START PROVIDED ENTRIES

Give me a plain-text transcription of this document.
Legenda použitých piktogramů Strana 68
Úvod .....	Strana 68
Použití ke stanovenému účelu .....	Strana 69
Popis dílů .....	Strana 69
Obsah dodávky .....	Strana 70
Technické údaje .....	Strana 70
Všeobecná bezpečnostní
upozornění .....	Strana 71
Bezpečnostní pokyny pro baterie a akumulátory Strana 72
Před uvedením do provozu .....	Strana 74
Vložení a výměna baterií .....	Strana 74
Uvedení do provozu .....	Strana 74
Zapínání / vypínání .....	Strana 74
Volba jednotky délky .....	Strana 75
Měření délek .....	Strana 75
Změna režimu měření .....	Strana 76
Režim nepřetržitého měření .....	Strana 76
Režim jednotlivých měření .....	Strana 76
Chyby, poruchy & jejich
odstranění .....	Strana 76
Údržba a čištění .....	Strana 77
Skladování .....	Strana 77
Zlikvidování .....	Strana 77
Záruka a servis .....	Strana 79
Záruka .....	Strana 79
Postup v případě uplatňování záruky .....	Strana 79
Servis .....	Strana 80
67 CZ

END PROVIDED ENTRIES

**EXERCISE OBJECTIVE**: Reproduce the listing shown above in its entirety, exactly.

**ANSWER**:
Give me a plain-text transcription of this document.
Legenda použitých piktogramů Strana 68
Úvod .....	Strana 68
Použití ke stanovenému účelu .....	Strana 69
Popis dílů .....	Strana 69
Obsah dodávky .....	Strana 70
Technické údaje .....	Strana 70
Všeobecná bezpečnostní
upozornění .....	Strana 71
Bezpečnostní pokyny pro baterie a akumulátory Strana 72
Před uvedením do provozu .....	Strana 74
Vložení a výměna baterií .....	Strana 74
Uvedení do provozu .....	Strana 74
Zapínání / vypínání .....	Strana 74
Volba jednotky délky .....	Strana 75
Měření délek .....	Strana 75
Změna režimu měření .....	Strana 76
Režim nepřetržitého měření .....	Strana 76
Režim jednotlivých měření .....	Strana 76
Chyby, poruchy & jejich
odstranění .....	Strana 76
Údržba a čištění .....	Strana 77
Skladování .....	Strana 77
Zlikvidování .....	Strana 77
Záruka a servis .....	Strana 79
Záruka .....	Strana 79
Postup v případě uplatňování záruky .....	Strana 79
Servis .....	Strana 80
67 CZ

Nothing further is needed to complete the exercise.